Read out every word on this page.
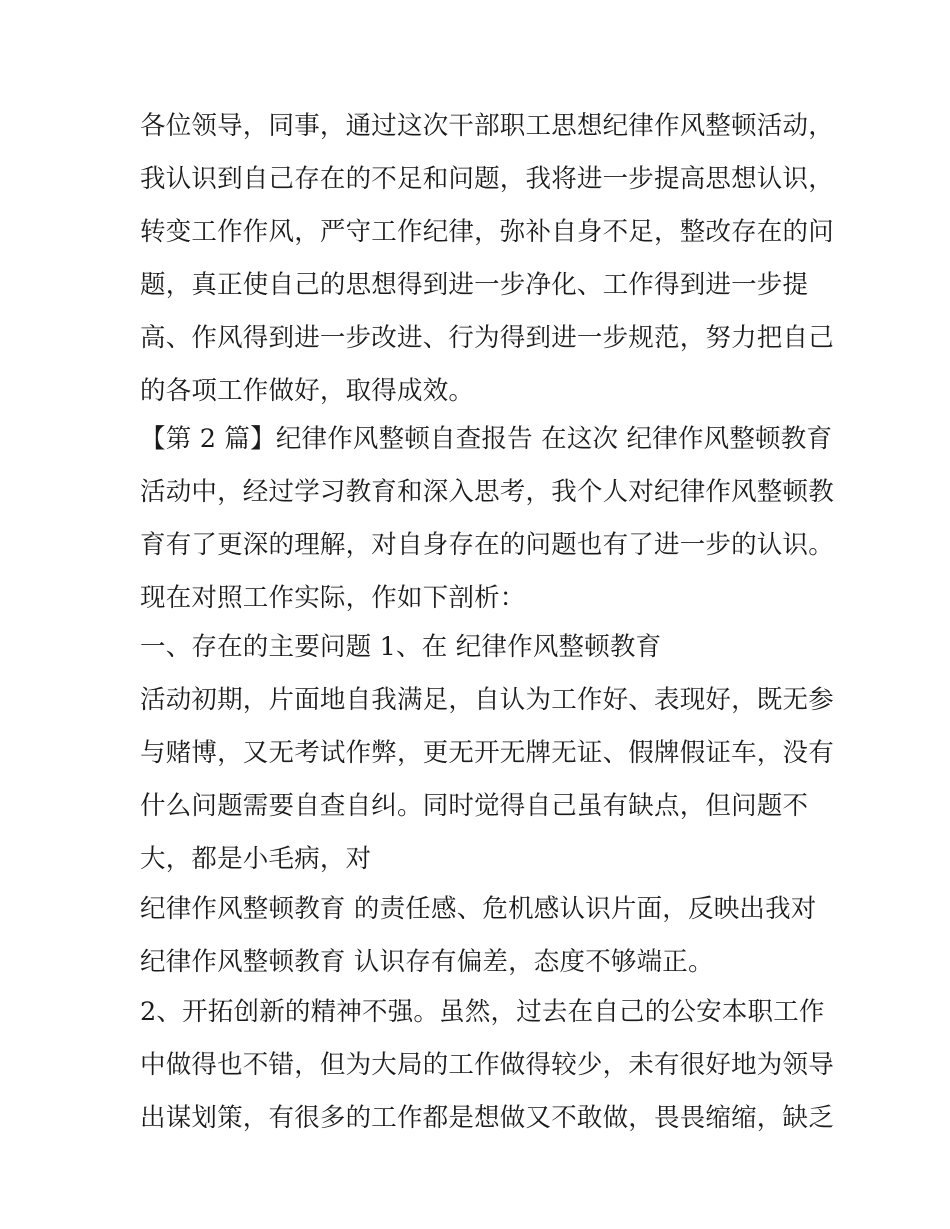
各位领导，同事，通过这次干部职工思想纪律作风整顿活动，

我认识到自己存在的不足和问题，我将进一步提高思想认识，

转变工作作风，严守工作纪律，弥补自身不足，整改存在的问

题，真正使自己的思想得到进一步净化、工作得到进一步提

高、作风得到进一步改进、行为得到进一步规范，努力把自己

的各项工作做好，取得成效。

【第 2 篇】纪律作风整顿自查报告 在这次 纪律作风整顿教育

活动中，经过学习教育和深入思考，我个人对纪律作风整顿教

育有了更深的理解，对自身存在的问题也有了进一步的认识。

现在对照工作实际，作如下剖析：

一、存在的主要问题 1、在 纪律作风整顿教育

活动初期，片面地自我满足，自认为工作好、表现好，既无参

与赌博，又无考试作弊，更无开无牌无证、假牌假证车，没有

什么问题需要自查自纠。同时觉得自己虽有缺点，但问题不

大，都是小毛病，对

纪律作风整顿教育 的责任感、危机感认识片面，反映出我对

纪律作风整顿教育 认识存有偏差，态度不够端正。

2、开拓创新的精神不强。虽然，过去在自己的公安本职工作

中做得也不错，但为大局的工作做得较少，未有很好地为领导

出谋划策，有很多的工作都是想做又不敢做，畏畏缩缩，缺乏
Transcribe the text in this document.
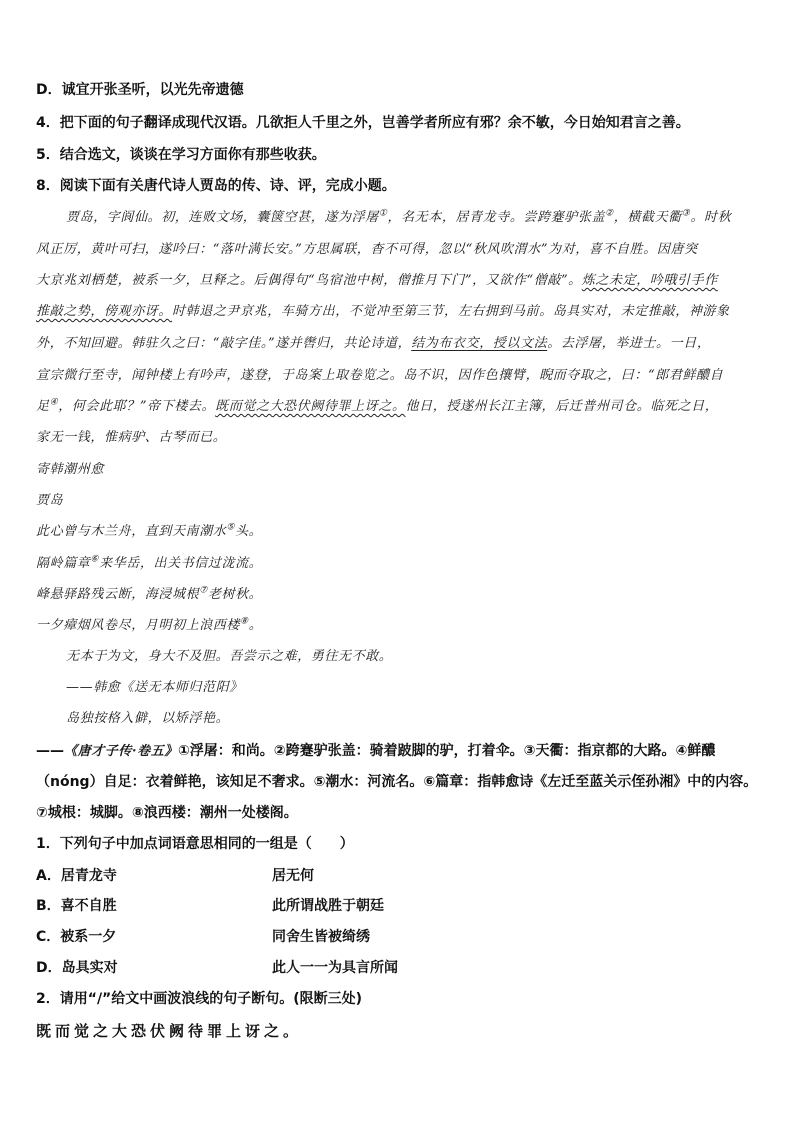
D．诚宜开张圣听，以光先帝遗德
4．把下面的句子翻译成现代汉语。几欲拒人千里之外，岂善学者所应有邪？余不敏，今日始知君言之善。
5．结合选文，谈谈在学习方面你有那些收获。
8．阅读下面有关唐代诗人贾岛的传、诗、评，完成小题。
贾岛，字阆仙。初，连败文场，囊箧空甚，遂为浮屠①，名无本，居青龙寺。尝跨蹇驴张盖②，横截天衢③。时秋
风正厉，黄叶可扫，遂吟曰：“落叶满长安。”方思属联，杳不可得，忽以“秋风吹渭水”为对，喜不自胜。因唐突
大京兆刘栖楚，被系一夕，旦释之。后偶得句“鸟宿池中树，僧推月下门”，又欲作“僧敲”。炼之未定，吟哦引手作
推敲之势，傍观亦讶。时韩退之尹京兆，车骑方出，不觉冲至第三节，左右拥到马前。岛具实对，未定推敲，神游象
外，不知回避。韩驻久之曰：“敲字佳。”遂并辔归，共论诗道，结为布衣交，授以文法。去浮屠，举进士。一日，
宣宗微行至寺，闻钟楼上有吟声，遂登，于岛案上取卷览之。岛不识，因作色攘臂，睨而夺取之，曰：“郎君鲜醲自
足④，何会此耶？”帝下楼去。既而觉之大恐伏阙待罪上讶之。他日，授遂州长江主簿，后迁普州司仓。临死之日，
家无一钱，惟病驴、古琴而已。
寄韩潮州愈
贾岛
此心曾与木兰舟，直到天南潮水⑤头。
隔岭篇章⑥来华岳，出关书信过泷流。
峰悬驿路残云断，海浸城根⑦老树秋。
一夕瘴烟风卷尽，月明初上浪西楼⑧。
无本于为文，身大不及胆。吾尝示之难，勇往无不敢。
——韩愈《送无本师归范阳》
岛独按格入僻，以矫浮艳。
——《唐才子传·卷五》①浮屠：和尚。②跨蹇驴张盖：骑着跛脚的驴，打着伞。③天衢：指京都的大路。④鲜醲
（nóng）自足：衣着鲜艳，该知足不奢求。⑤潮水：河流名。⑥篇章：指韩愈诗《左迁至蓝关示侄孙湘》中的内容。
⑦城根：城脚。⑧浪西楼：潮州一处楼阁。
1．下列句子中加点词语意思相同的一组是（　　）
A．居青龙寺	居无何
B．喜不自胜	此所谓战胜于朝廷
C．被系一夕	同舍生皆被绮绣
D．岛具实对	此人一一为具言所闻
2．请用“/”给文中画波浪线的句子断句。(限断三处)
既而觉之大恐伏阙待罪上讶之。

____________________

- To be done
Every record gets retyped exactly; no picture goes into the copy.

- Task answer
Read out every word on this page.
各位领导，同事，通过这次干部职工思想纪律作风整顿活动，

我认识到自己存在的不足和问题，我将进一步提高思想认识，

转变工作作风，严守工作纪律，弥补自身不足，整改存在的问

题，真正使自己的思想得到进一步净化、工作得到进一步提

高、作风得到进一步改进、行为得到进一步规范，努力把自己

的各项工作做好，取得成效。

【第 2 篇】纪律作风整顿自查报告 在这次 纪律作风整顿教育

活动中，经过学习教育和深入思考，我个人对纪律作风整顿教

育有了更深的理解，对自身存在的问题也有了进一步的认识。

现在对照工作实际，作如下剖析：

一、存在的主要问题 1、在 纪律作风整顿教育

活动初期，片面地自我满足，自认为工作好、表现好，既无参

与赌博，又无考试作弊，更无开无牌无证、假牌假证车，没有

什么问题需要自查自纠。同时觉得自己虽有缺点，但问题不

大，都是小毛病，对

纪律作风整顿教育 的责任感、危机感认识片面，反映出我对

纪律作风整顿教育 认识存有偏差，态度不够端正。

2、开拓创新的精神不强。虽然，过去在自己的公安本职工作

中做得也不错，但为大局的工作做得较少，未有很好地为领导

出谋划策，有很多的工作都是想做又不敢做，畏畏缩缩，缺乏
Transcribe the text in this document.
D．诚宜开张圣听，以光先帝遗德
4．把下面的句子翻译成现代汉语。几欲拒人千里之外，岂善学者所应有邪？余不敏，今日始知君言之善。
5．结合选文，谈谈在学习方面你有那些收获。
8．阅读下面有关唐代诗人贾岛的传、诗、评，完成小题。
贾岛，字阆仙。初，连败文场，囊箧空甚，遂为浮屠①，名无本，居青龙寺。尝跨蹇驴张盖②，横截天衢③。时秋
风正厉，黄叶可扫，遂吟曰：“落叶满长安。”方思属联，杳不可得，忽以“秋风吹渭水”为对，喜不自胜。因唐突
大京兆刘栖楚，被系一夕，旦释之。后偶得句“鸟宿池中树，僧推月下门”，又欲作“僧敲”。炼之未定，吟哦引手作
推敲之势，傍观亦讶。时韩退之尹京兆，车骑方出，不觉冲至第三节，左右拥到马前。岛具实对，未定推敲，神游象
外，不知回避。韩驻久之曰：“敲字佳。”遂并辔归，共论诗道，结为布衣交，授以文法。去浮屠，举进士。一日，
宣宗微行至寺，闻钟楼上有吟声，遂登，于岛案上取卷览之。岛不识，因作色攘臂，睨而夺取之，曰：“郎君鲜醲自
足④，何会此耶？”帝下楼去。既而觉之大恐伏阙待罪上讶之。他日，授遂州长江主簿，后迁普州司仓。临死之日，
家无一钱，惟病驴、古琴而已。
寄韩潮州愈
贾岛
此心曾与木兰舟，直到天南潮水⑤头。
隔岭篇章⑥来华岳，出关书信过泷流。
峰悬驿路残云断，海浸城根⑦老树秋。
一夕瘴烟风卷尽，月明初上浪西楼⑧。
无本于为文，身大不及胆。吾尝示之难，勇往无不敢。
——韩愈《送无本师归范阳》
岛独按格入僻，以矫浮艳。
——《唐才子传·卷五》①浮屠：和尚。②跨蹇驴张盖：骑着跛脚的驴，打着伞。③天衢：指京都的大路。④鲜醲
（nóng）自足：衣着鲜艳，该知足不奢求。⑤潮水：河流名。⑥篇章：指韩愈诗《左迁至蓝关示侄孙湘》中的内容。
⑦城根：城脚。⑧浪西楼：潮州一处楼阁。
1．下列句子中加点词语意思相同的一组是（　　）
A．居青龙寺	居无何
B．喜不自胜	此所谓战胜于朝廷
C．被系一夕	同舍生皆被绮绣
D．岛具实对	此人一一为具言所闻
2．请用“/”给文中画波浪线的句子断句。(限断三处)
既而觉之大恐伏阙待罪上讶之。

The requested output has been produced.